Figure content listings
▬▬▬▬▬▬

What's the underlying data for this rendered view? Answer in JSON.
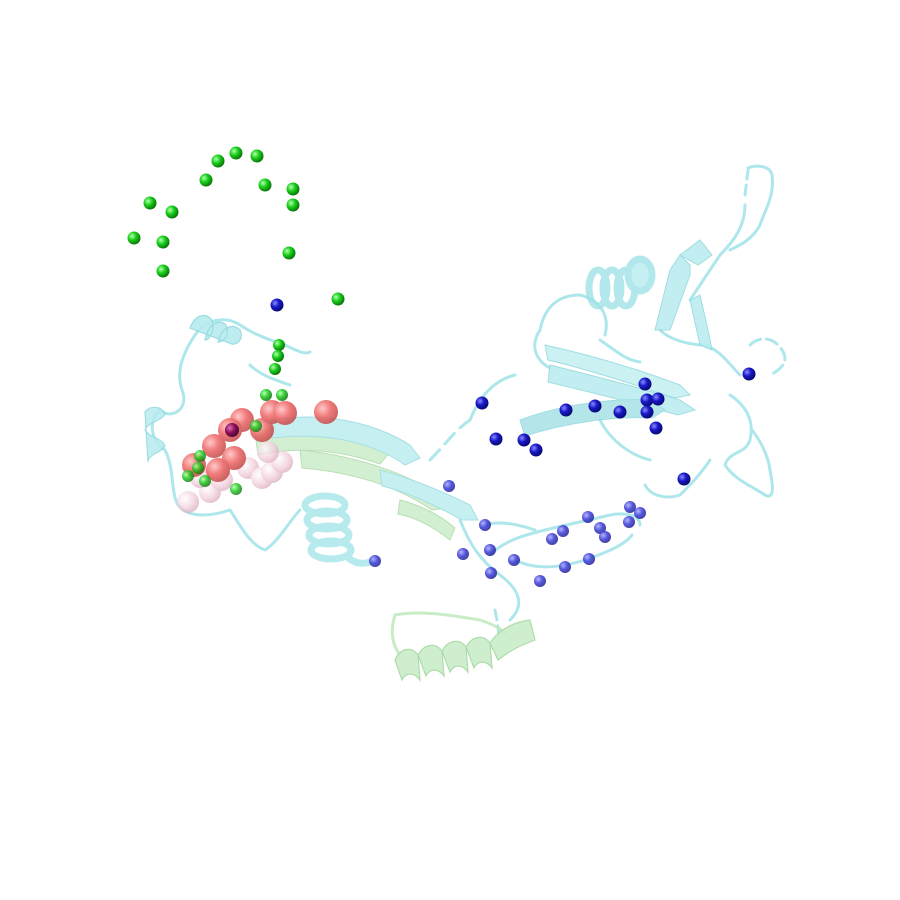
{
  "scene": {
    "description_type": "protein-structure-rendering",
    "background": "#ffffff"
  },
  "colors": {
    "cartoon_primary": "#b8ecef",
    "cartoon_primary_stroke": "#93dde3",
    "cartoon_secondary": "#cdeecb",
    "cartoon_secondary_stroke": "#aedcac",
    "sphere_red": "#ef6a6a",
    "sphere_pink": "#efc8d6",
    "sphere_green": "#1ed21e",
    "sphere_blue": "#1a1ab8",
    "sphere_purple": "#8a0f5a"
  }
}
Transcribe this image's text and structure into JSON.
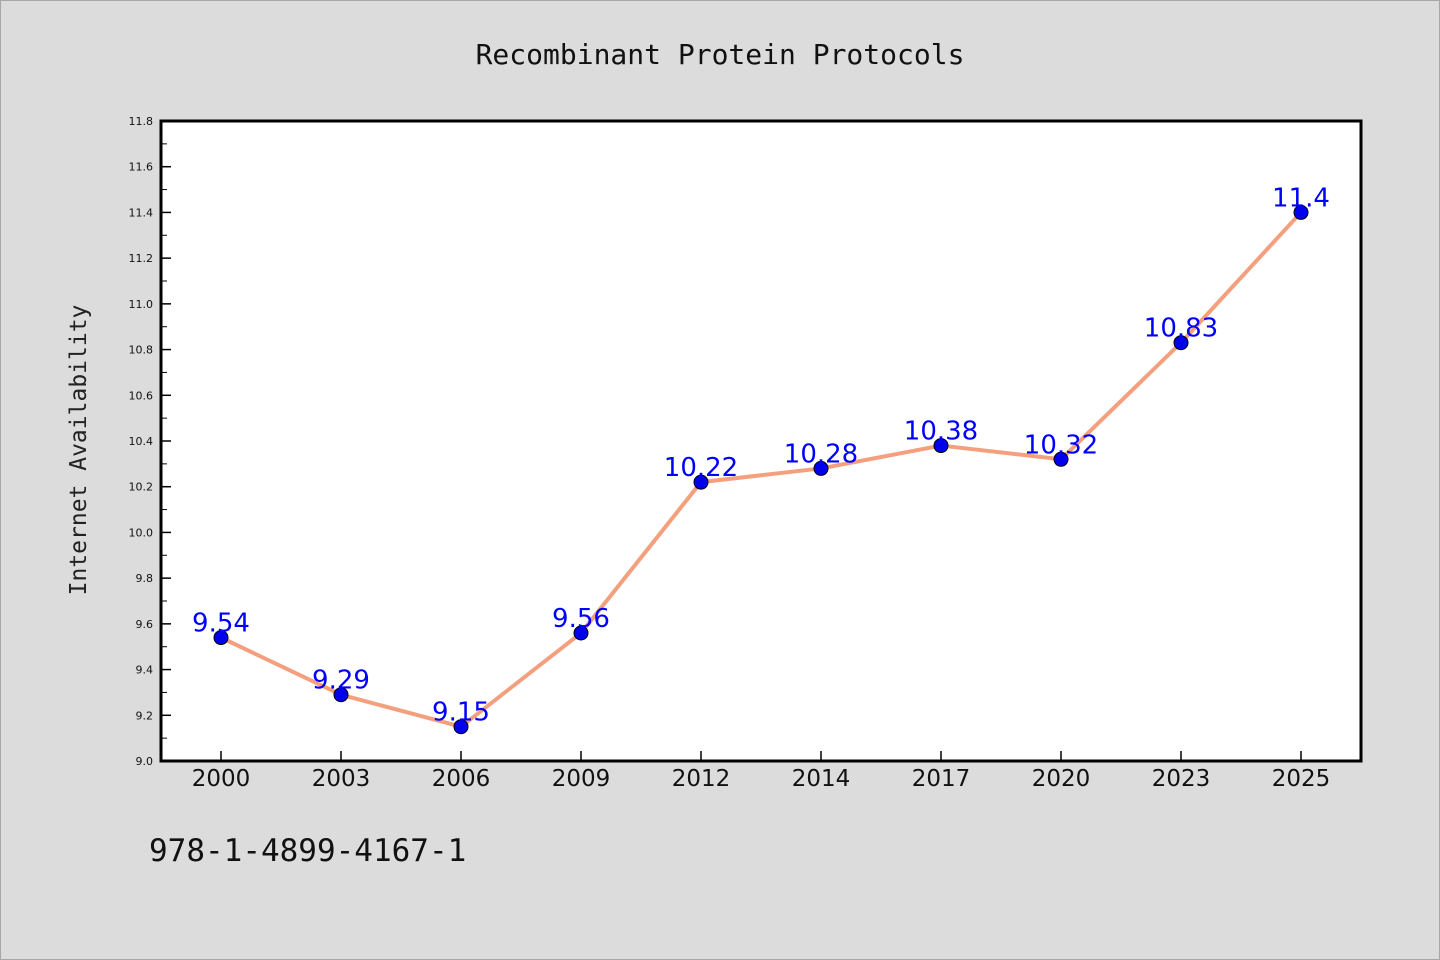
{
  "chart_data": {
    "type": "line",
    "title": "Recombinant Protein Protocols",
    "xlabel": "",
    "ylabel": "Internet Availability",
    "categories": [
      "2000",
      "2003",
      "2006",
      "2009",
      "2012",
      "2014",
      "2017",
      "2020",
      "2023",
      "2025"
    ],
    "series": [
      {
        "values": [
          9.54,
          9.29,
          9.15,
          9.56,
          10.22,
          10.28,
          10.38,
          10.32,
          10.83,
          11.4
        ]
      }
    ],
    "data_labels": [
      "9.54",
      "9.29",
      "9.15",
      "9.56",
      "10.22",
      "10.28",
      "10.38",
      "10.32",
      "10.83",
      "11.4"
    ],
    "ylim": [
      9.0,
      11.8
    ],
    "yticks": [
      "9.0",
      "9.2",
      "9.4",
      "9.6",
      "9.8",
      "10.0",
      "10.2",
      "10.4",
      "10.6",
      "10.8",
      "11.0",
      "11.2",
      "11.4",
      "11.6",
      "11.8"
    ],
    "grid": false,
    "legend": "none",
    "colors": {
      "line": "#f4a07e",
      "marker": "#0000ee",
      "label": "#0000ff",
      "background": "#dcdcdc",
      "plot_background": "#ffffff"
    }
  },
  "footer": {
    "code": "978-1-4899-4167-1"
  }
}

▬▬▬▬▬▬

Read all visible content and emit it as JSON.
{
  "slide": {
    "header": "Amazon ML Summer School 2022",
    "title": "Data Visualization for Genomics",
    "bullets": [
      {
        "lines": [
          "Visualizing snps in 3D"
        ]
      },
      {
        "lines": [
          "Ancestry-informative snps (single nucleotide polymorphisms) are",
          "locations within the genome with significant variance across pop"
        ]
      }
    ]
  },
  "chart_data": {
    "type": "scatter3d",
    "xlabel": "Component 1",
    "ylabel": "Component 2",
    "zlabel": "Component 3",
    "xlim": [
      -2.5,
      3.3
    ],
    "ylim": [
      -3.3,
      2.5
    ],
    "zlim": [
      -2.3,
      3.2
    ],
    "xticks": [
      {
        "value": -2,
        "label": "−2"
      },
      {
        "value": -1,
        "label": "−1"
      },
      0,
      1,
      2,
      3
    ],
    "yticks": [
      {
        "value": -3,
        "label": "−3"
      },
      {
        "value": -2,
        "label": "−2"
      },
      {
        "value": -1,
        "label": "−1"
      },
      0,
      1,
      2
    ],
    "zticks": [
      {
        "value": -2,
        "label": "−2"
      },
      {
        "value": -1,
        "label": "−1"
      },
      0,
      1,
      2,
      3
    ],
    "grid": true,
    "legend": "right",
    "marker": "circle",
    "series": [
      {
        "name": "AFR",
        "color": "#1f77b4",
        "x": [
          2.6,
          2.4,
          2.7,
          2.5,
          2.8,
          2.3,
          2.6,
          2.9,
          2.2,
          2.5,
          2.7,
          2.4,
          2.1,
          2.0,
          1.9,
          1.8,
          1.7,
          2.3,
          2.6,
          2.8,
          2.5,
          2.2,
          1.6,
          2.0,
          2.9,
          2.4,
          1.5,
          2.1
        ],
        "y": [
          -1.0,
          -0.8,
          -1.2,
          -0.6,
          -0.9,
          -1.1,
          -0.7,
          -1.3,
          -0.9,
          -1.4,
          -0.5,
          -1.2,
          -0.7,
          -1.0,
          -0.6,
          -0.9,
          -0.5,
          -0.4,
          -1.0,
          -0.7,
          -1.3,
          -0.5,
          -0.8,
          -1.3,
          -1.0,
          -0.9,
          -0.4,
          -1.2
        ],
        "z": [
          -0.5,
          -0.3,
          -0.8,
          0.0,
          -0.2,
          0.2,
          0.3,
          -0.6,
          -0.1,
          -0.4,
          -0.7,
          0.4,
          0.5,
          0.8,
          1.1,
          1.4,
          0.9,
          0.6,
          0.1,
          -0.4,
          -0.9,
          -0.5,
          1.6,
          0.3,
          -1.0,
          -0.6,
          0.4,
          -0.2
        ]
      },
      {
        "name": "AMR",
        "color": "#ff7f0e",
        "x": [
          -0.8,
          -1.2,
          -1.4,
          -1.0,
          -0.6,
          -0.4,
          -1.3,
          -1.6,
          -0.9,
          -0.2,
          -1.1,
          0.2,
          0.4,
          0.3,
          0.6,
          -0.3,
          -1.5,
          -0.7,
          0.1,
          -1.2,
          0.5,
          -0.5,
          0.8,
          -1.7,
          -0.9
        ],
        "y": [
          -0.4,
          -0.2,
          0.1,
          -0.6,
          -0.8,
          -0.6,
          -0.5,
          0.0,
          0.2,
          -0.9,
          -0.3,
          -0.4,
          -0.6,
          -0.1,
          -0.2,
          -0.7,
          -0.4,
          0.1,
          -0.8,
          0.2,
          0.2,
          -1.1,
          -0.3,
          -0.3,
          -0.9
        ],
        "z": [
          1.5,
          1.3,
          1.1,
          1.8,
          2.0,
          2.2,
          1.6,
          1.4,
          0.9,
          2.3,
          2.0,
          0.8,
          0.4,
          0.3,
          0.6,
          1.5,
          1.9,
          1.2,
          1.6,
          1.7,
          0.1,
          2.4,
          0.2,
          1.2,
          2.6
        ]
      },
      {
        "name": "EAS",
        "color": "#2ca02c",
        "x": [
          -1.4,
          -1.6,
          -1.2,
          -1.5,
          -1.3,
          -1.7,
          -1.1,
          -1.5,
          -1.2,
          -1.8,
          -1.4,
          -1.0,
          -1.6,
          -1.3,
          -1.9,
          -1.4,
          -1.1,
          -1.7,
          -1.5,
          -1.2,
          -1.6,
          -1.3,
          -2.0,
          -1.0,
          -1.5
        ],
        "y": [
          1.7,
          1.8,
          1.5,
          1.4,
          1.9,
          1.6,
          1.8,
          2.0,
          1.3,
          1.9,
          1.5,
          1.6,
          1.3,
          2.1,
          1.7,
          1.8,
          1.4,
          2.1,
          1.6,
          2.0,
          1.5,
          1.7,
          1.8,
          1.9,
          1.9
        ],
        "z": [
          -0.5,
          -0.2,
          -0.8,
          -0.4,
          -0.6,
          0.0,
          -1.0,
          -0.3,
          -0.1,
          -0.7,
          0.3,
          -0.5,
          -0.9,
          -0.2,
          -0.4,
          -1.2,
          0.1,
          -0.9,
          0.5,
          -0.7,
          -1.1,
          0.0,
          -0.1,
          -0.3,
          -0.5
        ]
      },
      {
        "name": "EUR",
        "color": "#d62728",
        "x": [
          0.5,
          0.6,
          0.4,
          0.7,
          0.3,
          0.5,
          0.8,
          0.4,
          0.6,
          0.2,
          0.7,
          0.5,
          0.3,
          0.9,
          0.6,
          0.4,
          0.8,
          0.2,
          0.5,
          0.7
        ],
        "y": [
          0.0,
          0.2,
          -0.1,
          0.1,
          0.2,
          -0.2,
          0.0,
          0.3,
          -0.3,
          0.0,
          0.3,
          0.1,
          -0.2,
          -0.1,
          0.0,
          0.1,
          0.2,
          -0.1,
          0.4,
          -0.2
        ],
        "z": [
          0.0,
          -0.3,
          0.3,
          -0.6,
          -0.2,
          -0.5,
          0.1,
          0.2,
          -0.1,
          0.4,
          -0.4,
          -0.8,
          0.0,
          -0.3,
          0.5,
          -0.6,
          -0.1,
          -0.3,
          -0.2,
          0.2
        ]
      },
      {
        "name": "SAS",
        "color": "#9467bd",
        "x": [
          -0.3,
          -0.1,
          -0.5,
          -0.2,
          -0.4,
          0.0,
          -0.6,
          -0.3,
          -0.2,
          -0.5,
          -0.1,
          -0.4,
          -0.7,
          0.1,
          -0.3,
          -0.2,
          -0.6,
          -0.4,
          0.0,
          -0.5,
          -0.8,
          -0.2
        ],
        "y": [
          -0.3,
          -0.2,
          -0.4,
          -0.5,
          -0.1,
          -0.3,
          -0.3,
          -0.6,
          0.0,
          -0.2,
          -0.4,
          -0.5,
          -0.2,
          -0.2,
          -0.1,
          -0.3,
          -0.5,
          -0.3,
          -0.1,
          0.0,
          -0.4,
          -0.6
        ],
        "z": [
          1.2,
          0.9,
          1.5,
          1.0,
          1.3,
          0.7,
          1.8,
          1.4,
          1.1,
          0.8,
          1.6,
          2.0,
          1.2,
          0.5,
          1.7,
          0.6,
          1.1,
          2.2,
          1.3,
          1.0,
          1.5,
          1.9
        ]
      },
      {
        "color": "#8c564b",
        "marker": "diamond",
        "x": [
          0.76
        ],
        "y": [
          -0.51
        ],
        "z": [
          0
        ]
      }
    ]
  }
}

▬▬▬▬▬▬

YOUR ASSIGNMENT.
In the data above, which lines include "ylabel"? Return those lines.

PROBLEM SOLUTION.
    "ylabel": "Internet Availability",
    "ylabel": "Component 2",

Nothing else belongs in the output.